Data listing:
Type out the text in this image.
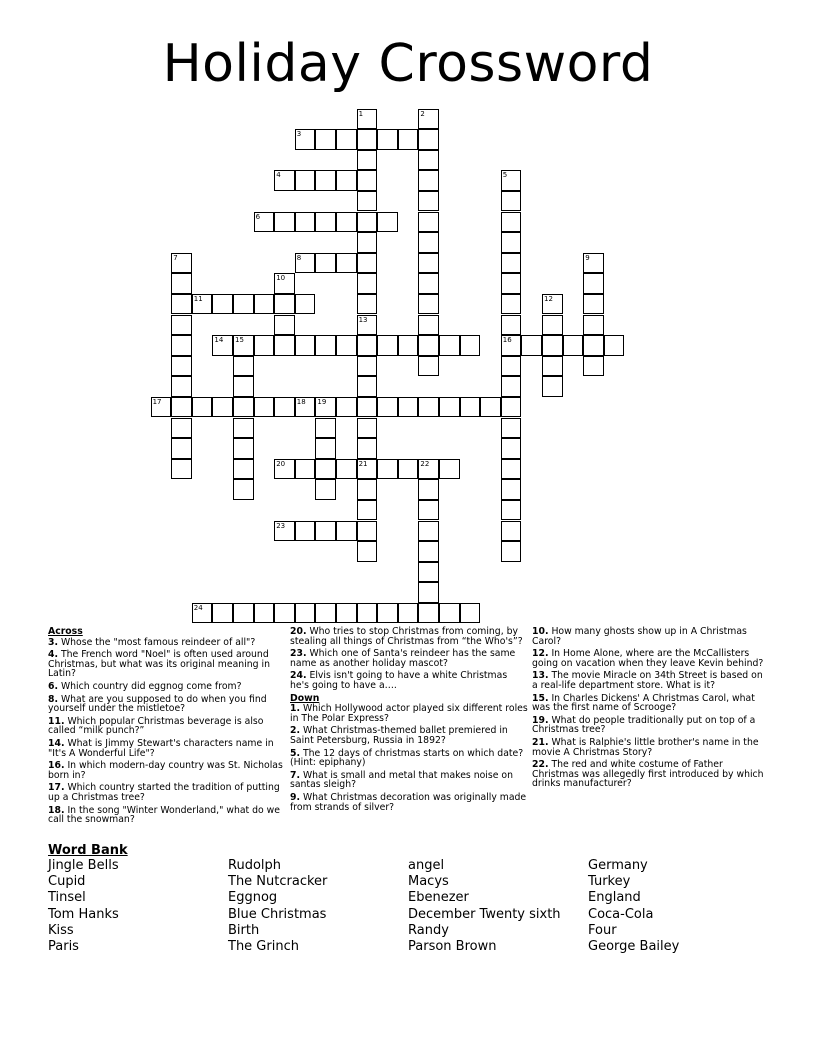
Holiday Crossword
1	2
3
4	5
6
7	8	9
10
11	12
13
14 15	16
17	18 19
20	21	22
23
24
Across
3. Whose the "most famous reindeer of all"?
4. The French word "Noel" is often used around Christmas, but what was its original meaning in Latin?
6. Which country did eggnog come from?
8. What are you supposed to do when you find yourself under the mistletoe?
11. Which popular Christmas beverage is also called “milk punch?”
14. What is Jimmy Stewart's characters name in "It's A Wonderful Life"?
16. In which modern-day country was St. Nicholas born in?
17. Which country started the tradition of putting up a Christmas tree?
18. In the song "Winter Wonderland," what do we call the snowman?
20. Who tries to stop Christmas from coming, by stealing all things of Christmas from “the Who's”?
23. Which one of Santa's reindeer has the same name as another holiday mascot?
24. Elvis isn't going to have a white Christmas he's going to have a….
Down
1. Which Hollywood actor played six different roles in The Polar Express?
2. What Christmas-themed ballet premiered in Saint Petersburg, Russia in 1892?
5. The 12 days of christmas starts on which date? (Hint: epiphany)
7. What is small and metal that makes noise on santas sleigh?
9. What Christmas decoration was originally made from strands of silver?
10. How many ghosts show up in A Christmas Carol?
12. In Home Alone, where are the McCallisters going on vacation when they leave Kevin behind?
13. The movie Miracle on 34th Street is based on a real-life department store. What is it?
15. In Charles Dickens' A Christmas Carol, what was the first name of Scrooge?
19. What do people traditionally put on top of a Christmas tree?
21. What is Ralphie's little brother's name in the movie A Christmas Story?
22. The red and white costume of Father Christmas was allegedly first introduced by which drinks manufacturer?
Word Bank
Jingle Bells
Cupid
Tinsel
Tom Hanks
Kiss
Paris
Rudolph
The Nutcracker
Eggnog
Blue Christmas
Birth
The Grinch
angel
Macys
Ebenezer
December Twenty sixth
Randy
Parson Brown
Germany
Turkey
England
Coca-Cola
Four
George Bailey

What you need to do: With the pictures left out, transcribe the material exactly.

Expected output:
Type out the text in this image.
Holiday Crossword
1	2
3
4	5
6
7	8	9
10
11	12
13
14 15	16
17	18 19
20	21	22
23
24
Across
3. Whose the "most famous reindeer of all"?
4. The French word "Noel" is often used around Christmas, but what was its original meaning in Latin?
6. Which country did eggnog come from?
8. What are you supposed to do when you find yourself under the mistletoe?
11. Which popular Christmas beverage is also called “milk punch?”
14. What is Jimmy Stewart's characters name in "It's A Wonderful Life"?
16. In which modern-day country was St. Nicholas born in?
17. Which country started the tradition of putting up a Christmas tree?
18. In the song "Winter Wonderland," what do we call the snowman?
20. Who tries to stop Christmas from coming, by stealing all things of Christmas from “the Who's”?
23. Which one of Santa's reindeer has the same name as another holiday mascot?
24. Elvis isn't going to have a white Christmas he's going to have a….
Down
1. Which Hollywood actor played six different roles in The Polar Express?
2. What Christmas-themed ballet premiered in Saint Petersburg, Russia in 1892?
5. The 12 days of christmas starts on which date? (Hint: epiphany)
7. What is small and metal that makes noise on santas sleigh?
9. What Christmas decoration was originally made from strands of silver?
10. How many ghosts show up in A Christmas Carol?
12. In Home Alone, where are the McCallisters going on vacation when they leave Kevin behind?
13. The movie Miracle on 34th Street is based on a real-life department store. What is it?
15. In Charles Dickens' A Christmas Carol, what was the first name of Scrooge?
19. What do people traditionally put on top of a Christmas tree?
21. What is Ralphie's little brother's name in the movie A Christmas Story?
22. The red and white costume of Father Christmas was allegedly first introduced by which drinks manufacturer?
Word Bank
Jingle Bells
Cupid
Tinsel
Tom Hanks
Kiss
Paris
Rudolph
The Nutcracker
Eggnog
Blue Christmas
Birth
The Grinch
angel
Macys
Ebenezer
December Twenty sixth
Randy
Parson Brown
Germany
Turkey
England
Coca-Cola
Four
George Bailey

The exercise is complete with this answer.